• STATED PROBLEM:
Repeat the material verbatim. Images are excluded from the copy.

Data excerpts
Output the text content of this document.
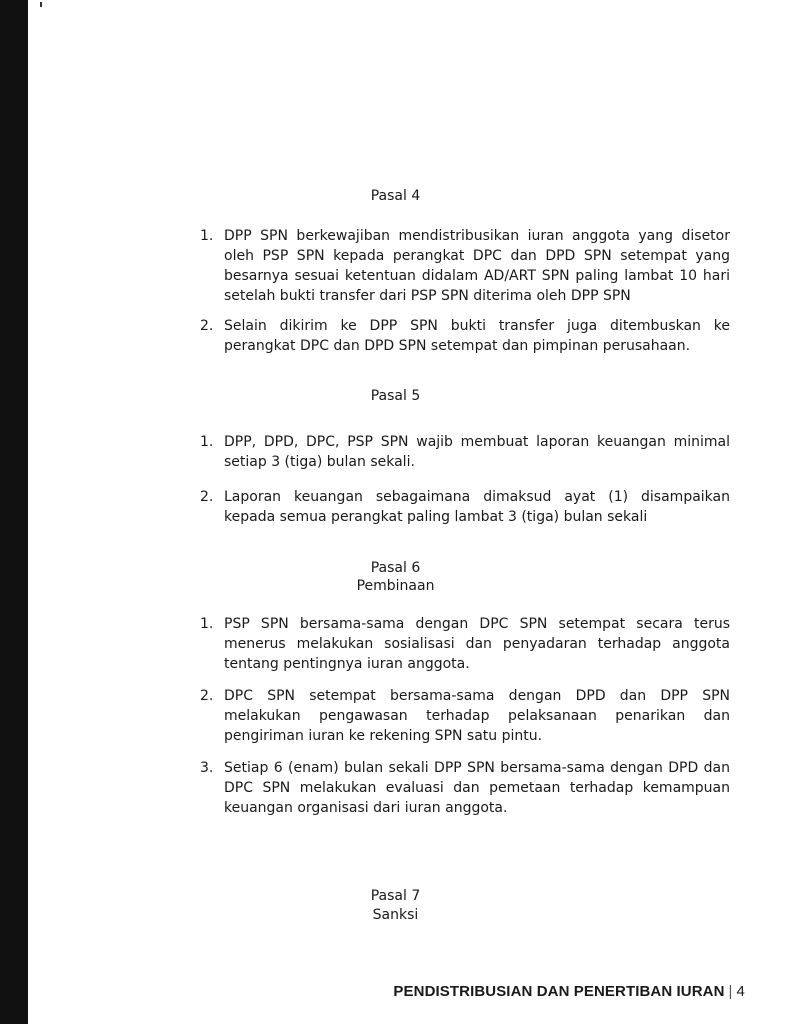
Pasal 4
1. DPP SPN berkewajiban mendistribusikan iuran anggota yang disetor oleh PSP SPN kepada perangkat DPC dan DPD SPN setempat yang besarnya sesuai ketentuan didalam AD/ART SPN paling lambat 10 hari setelah bukti transfer dari PSP SPN diterima oleh DPP SPN
2. Selain dikirim ke DPP SPN bukti transfer juga ditembuskan ke perangkat DPC dan DPD SPN setempat dan pimpinan perusahaan.
Pasal 5
1. DPP, DPD, DPC, PSP SPN wajib membuat laporan keuangan minimal setiap 3 (tiga) bulan sekali.
2. Laporan keuangan sebagaimana dimaksud ayat (1) disampaikan kepada semua perangkat paling lambat 3 (tiga) bulan sekali
Pasal 6
Pembinaan
1. PSP SPN bersama-sama dengan DPC SPN setempat secara terus menerus melakukan sosialisasi dan penyadaran terhadap anggota tentang pentingnya iuran anggota.
2. DPC SPN setempat bersama-sama dengan DPD dan DPP SPN melakukan pengawasan terhadap pelaksanaan penarikan dan pengiriman iuran ke rekening SPN satu pintu.
3. Setiap 6 (enam) bulan sekali DPP SPN bersama-sama dengan DPD dan DPC SPN melakukan evaluasi dan pemetaan terhadap kemampuan keuangan organisasi dari iuran anggota.
Pasal 7
Sanksi
PENDISTRIBUSIAN DAN PENERTIBAN IURAN | 4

• FULL SOLUTION:
Output the text content of this document.
Pasal 4
1. DPP SPN berkewajiban mendistribusikan iuran anggota yang disetor oleh PSP SPN kepada perangkat DPC dan DPD SPN setempat yang besarnya sesuai ketentuan didalam AD/ART SPN paling lambat 10 hari setelah bukti transfer dari PSP SPN diterima oleh DPP SPN
2. Selain dikirim ke DPP SPN bukti transfer juga ditembuskan ke perangkat DPC dan DPD SPN setempat dan pimpinan perusahaan.
Pasal 5
1. DPP, DPD, DPC, PSP SPN wajib membuat laporan keuangan minimal setiap 3 (tiga) bulan sekali.
2. Laporan keuangan sebagaimana dimaksud ayat (1) disampaikan kepada semua perangkat paling lambat 3 (tiga) bulan sekali
Pasal 6
Pembinaan
1. PSP SPN bersama-sama dengan DPC SPN setempat secara terus menerus melakukan sosialisasi dan penyadaran terhadap anggota tentang pentingnya iuran anggota.
2. DPC SPN setempat bersama-sama dengan DPD dan DPP SPN melakukan pengawasan terhadap pelaksanaan penarikan dan pengiriman iuran ke rekening SPN satu pintu.
3. Setiap 6 (enam) bulan sekali DPP SPN bersama-sama dengan DPD dan DPC SPN melakukan evaluasi dan pemetaan terhadap kemampuan keuangan organisasi dari iuran anggota.
Pasal 7
Sanksi
PENDISTRIBUSIAN DAN PENERTIBAN IURAN | 4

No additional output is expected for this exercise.